-- Stored records --
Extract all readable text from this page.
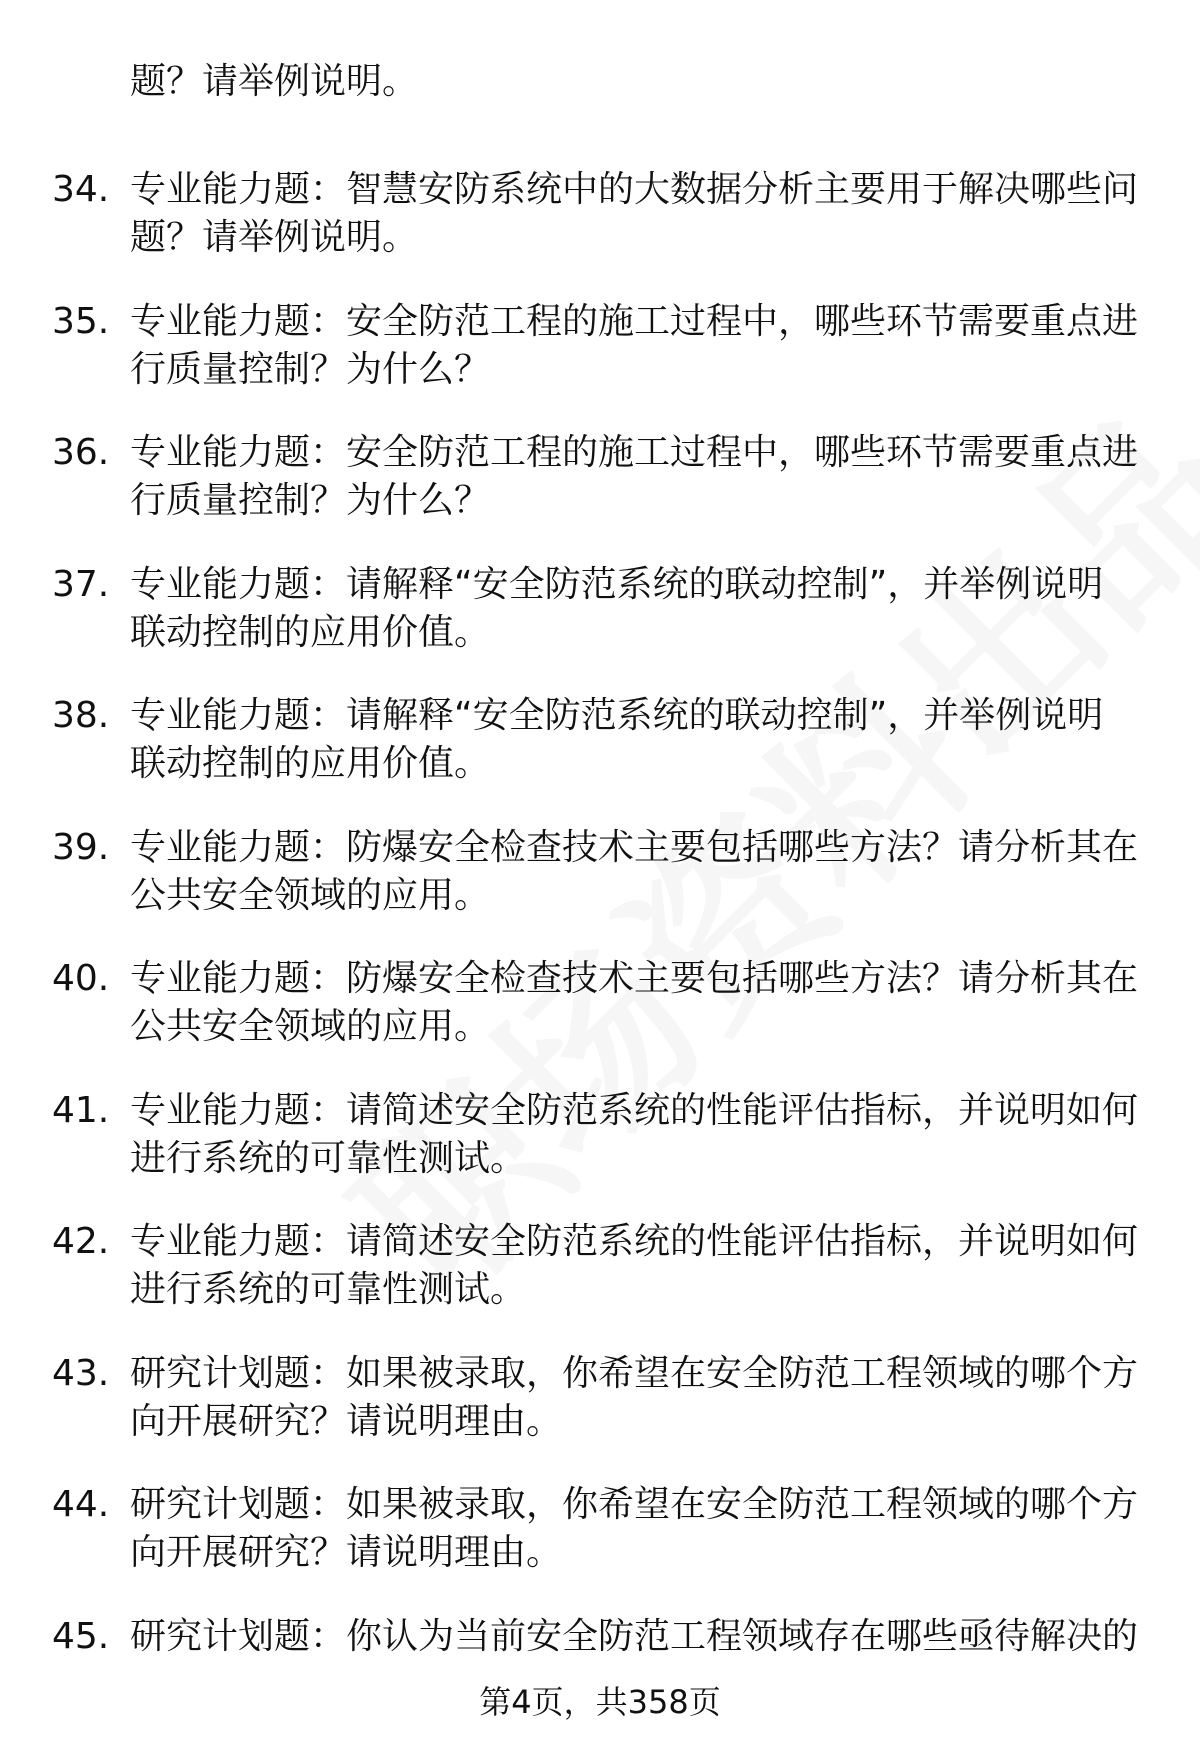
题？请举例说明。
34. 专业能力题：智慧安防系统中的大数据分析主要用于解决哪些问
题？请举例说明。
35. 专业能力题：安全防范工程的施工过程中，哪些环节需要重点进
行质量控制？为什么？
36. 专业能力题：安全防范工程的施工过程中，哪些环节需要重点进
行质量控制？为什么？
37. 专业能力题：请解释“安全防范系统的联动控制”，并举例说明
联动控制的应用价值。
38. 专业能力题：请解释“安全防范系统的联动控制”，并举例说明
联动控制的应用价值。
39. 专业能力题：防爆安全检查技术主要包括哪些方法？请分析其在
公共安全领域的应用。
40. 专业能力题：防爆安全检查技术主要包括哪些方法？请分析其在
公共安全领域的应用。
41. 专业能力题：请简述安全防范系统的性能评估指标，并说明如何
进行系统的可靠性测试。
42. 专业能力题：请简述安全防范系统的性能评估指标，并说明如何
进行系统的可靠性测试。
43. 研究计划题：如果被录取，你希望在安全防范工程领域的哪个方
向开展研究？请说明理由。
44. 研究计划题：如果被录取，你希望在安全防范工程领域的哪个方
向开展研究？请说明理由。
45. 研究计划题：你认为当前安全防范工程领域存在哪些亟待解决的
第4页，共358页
* * *
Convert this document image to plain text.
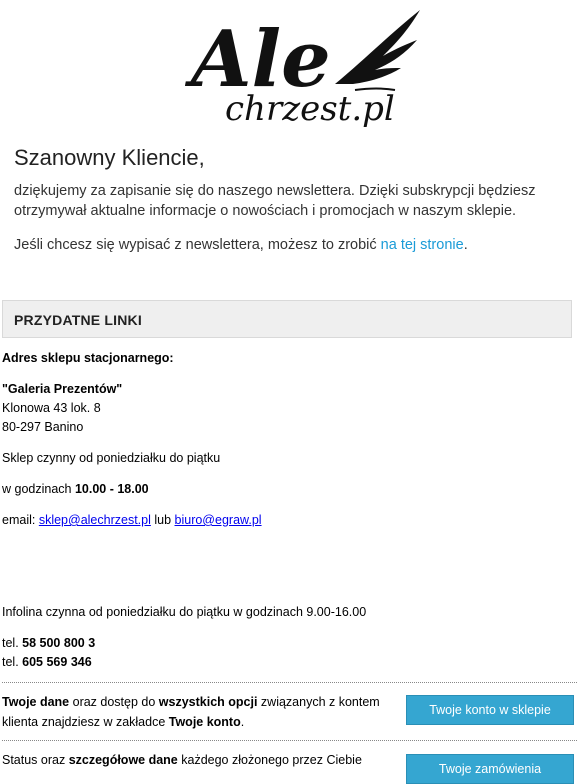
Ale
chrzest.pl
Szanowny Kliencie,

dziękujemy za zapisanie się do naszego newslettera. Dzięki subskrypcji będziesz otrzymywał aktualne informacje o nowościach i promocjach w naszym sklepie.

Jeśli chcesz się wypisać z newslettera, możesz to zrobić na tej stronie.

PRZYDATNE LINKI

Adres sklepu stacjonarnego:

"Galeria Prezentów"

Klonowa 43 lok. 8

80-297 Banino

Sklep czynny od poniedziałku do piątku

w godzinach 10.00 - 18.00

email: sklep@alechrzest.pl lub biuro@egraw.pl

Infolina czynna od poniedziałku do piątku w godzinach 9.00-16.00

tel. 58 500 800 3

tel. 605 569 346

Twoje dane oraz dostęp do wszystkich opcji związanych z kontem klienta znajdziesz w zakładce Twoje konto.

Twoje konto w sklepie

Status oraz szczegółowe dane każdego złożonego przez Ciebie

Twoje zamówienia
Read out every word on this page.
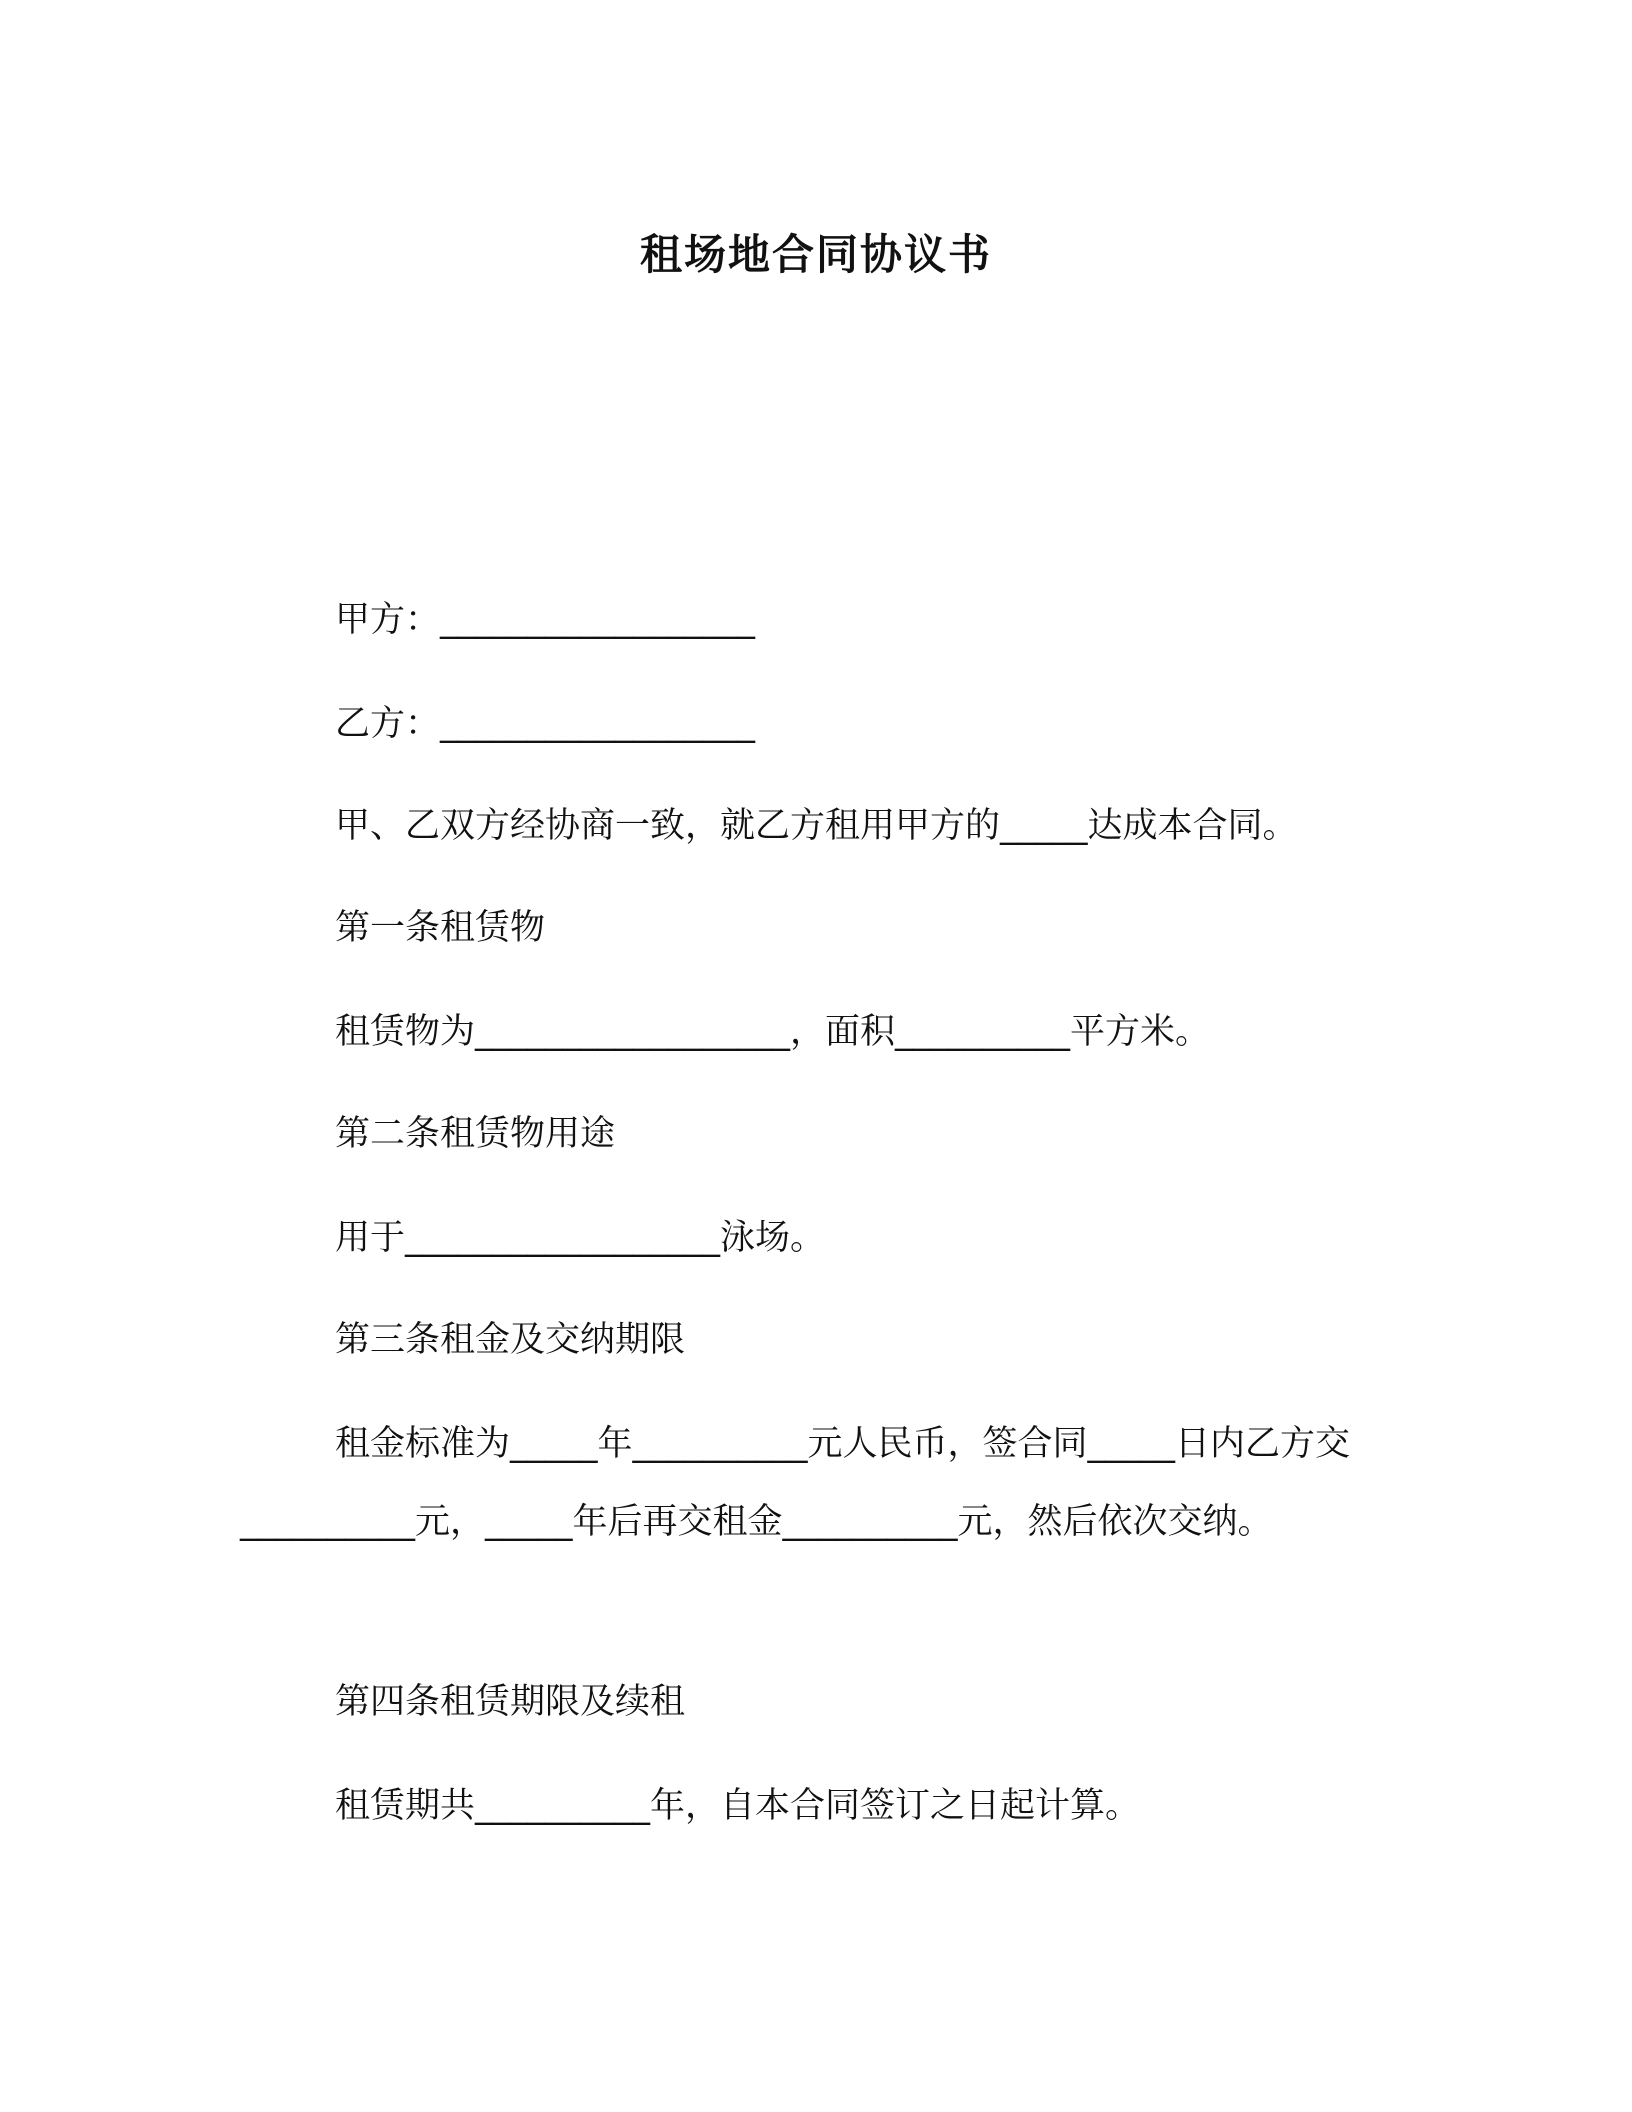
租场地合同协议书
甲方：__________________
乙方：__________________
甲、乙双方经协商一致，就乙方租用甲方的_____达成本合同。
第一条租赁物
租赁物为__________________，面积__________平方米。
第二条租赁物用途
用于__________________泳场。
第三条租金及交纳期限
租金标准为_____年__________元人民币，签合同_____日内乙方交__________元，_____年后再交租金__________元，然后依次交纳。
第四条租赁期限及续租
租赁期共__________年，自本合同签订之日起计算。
--
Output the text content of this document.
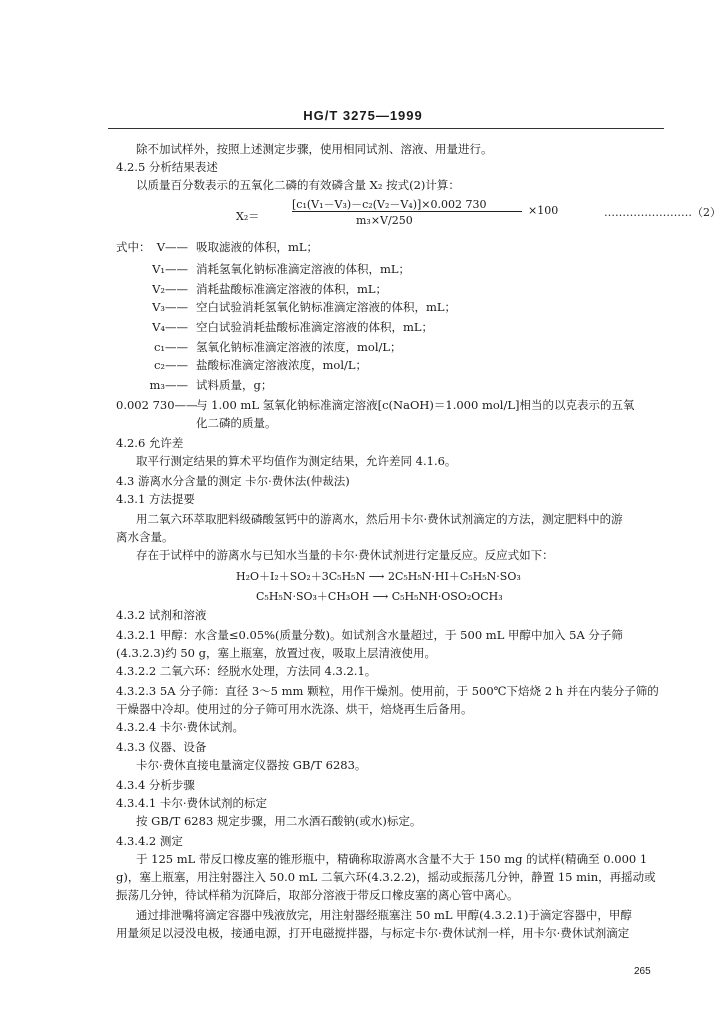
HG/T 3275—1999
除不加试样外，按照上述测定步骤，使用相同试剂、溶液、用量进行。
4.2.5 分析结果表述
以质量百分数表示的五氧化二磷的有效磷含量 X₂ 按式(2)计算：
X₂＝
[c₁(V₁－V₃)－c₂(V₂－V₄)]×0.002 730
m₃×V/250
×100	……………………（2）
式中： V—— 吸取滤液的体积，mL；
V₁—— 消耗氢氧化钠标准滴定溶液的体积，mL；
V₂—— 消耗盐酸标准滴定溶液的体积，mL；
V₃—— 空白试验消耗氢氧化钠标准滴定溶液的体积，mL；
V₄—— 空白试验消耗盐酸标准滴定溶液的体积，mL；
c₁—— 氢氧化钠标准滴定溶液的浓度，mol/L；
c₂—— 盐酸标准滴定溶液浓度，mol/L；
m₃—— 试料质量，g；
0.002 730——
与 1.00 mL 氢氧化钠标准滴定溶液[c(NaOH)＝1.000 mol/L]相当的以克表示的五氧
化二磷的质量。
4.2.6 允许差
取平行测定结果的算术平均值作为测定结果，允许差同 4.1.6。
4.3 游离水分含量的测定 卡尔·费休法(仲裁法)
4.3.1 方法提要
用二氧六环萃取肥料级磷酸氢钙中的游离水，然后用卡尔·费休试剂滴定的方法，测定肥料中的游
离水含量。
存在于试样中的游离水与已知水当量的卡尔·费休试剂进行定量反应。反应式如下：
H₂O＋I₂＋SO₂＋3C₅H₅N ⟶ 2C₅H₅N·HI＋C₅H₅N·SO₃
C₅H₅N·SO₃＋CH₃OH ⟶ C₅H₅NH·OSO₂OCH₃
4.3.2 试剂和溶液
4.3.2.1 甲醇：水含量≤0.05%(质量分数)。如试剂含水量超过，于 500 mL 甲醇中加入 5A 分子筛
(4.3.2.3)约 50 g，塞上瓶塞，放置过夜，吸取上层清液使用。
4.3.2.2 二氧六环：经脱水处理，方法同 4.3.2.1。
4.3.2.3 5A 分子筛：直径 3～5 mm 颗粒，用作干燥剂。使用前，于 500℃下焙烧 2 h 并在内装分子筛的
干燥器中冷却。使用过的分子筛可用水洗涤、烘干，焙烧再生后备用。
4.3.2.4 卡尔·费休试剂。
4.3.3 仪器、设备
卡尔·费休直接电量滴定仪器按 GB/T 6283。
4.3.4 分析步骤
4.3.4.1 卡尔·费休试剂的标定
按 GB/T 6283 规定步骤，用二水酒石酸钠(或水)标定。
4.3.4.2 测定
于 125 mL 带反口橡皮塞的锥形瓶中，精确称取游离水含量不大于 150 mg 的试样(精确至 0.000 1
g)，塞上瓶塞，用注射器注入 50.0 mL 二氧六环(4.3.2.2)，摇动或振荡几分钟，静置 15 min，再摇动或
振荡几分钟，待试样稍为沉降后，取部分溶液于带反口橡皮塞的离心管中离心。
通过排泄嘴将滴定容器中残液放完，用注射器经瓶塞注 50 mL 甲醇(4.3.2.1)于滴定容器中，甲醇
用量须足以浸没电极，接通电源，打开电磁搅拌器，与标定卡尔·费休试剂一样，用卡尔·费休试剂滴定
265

-- Instructions to follow --
Identify every line above with the string "page" in it. Copy those lines.

-- Answer to this problem --
Extract all readable text from this page.
Read out every word on this page.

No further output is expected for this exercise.